## Goal of the exercise
Of all the lines in the material, how many include the word "LMWP"? Give only the number.

Figure collection entries

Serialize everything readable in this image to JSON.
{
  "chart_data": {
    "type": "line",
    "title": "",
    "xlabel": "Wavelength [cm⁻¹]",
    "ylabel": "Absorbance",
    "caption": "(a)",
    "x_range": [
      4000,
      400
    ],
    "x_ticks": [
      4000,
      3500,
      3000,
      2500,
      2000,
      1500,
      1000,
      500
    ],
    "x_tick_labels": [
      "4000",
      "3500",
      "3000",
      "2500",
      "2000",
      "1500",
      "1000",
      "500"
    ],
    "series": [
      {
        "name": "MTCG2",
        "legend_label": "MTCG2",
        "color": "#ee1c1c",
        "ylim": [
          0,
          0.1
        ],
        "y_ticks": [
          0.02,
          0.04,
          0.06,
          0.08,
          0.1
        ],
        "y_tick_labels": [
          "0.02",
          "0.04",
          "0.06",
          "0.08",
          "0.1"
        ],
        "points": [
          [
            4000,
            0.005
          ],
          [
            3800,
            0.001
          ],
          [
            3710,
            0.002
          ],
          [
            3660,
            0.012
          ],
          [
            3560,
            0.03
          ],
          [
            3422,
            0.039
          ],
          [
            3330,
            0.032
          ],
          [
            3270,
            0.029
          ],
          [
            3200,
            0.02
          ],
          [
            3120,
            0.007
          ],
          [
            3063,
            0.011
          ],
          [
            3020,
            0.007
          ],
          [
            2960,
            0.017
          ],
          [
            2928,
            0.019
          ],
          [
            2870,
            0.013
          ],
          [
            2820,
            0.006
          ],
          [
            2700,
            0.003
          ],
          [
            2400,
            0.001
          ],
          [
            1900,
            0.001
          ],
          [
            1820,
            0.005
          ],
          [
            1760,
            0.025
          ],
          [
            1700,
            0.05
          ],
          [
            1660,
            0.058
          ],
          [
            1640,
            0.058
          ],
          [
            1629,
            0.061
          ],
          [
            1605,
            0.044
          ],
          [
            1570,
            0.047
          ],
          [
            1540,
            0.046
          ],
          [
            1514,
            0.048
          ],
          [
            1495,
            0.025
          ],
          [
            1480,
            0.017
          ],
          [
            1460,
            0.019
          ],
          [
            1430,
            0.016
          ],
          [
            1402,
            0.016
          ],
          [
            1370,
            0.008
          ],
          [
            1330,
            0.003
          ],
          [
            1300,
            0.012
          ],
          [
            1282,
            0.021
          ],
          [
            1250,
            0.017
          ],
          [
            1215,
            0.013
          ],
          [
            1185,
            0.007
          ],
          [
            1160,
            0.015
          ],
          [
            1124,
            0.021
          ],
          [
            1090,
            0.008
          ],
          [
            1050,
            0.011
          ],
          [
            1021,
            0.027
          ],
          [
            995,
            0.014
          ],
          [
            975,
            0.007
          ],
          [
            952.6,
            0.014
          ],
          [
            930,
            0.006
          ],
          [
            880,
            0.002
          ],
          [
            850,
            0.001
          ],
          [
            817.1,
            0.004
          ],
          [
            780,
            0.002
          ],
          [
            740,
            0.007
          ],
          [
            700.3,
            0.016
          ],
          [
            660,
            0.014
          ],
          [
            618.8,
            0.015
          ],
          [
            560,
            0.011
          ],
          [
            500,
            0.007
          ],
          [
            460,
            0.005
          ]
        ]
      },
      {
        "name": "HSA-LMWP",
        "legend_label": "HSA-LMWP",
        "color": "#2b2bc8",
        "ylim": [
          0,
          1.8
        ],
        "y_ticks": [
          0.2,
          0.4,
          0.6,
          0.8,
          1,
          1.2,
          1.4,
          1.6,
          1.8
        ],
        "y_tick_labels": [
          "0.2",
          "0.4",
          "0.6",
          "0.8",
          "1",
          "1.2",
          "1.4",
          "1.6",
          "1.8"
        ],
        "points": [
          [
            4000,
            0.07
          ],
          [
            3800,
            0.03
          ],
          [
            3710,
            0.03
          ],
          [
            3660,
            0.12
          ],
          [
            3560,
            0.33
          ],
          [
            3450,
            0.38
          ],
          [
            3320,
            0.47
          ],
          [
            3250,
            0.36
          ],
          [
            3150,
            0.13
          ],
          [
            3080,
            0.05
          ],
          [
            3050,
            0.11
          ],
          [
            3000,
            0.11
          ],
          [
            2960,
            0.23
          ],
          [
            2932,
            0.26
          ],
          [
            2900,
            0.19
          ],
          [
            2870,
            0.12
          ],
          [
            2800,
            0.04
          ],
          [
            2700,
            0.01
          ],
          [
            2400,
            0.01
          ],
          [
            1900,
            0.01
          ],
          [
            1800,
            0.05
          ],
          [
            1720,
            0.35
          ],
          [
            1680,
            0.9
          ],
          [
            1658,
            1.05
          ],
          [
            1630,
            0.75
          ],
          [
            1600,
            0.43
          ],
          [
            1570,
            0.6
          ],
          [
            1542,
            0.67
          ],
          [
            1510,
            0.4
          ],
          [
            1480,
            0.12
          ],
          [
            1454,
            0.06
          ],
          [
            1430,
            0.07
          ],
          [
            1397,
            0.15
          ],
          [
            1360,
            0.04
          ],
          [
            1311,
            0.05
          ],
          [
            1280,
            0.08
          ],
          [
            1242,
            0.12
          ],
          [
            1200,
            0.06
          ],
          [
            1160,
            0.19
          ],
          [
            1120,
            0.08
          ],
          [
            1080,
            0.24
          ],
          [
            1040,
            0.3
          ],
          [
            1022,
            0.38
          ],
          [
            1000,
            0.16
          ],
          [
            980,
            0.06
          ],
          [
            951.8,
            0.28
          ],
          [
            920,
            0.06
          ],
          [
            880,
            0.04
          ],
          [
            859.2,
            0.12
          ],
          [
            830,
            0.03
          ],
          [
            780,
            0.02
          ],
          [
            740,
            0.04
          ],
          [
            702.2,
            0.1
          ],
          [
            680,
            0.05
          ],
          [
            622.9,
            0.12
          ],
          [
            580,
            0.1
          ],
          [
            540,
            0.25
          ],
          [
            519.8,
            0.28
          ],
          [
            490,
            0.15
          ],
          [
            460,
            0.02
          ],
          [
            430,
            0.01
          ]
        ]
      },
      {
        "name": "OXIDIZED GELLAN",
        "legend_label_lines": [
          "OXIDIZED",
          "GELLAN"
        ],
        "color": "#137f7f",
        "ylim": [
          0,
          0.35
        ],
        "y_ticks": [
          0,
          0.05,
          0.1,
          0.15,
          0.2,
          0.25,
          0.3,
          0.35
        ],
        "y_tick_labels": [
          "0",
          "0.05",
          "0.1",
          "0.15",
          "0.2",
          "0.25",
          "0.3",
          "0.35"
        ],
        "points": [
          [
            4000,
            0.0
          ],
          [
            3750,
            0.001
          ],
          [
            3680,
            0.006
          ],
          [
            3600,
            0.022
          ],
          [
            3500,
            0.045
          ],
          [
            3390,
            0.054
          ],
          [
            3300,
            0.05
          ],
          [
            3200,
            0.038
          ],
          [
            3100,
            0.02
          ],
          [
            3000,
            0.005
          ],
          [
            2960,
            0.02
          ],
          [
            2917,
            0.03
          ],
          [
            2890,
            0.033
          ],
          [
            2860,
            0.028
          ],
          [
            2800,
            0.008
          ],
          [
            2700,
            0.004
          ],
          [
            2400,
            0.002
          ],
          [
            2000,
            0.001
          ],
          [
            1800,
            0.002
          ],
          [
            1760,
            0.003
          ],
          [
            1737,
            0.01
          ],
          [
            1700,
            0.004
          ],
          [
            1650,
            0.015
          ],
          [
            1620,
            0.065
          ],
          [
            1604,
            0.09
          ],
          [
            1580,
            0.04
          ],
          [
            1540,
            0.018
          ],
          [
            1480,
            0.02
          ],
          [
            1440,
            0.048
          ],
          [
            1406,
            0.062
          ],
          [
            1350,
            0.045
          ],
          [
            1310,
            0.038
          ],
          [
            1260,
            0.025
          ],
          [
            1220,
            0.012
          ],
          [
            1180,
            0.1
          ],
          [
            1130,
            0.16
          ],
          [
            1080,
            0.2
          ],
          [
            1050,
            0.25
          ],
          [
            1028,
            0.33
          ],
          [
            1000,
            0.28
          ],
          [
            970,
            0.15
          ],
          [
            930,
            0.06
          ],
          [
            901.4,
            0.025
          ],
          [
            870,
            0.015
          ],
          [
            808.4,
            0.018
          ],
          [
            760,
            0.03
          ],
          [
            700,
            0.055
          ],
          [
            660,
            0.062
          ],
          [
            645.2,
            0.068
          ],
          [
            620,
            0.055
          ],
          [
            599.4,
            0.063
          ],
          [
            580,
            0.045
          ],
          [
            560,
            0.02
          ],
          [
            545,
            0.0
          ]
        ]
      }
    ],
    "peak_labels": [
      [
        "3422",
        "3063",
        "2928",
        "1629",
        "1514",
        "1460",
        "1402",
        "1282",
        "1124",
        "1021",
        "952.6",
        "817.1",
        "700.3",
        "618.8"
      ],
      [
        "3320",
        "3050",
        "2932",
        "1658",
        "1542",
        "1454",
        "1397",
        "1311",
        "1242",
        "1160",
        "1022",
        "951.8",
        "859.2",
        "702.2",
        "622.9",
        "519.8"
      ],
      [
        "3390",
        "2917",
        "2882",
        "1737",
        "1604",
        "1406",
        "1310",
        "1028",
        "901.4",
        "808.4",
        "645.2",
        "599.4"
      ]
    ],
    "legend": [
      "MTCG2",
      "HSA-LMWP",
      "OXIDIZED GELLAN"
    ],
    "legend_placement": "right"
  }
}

## Result for this task
3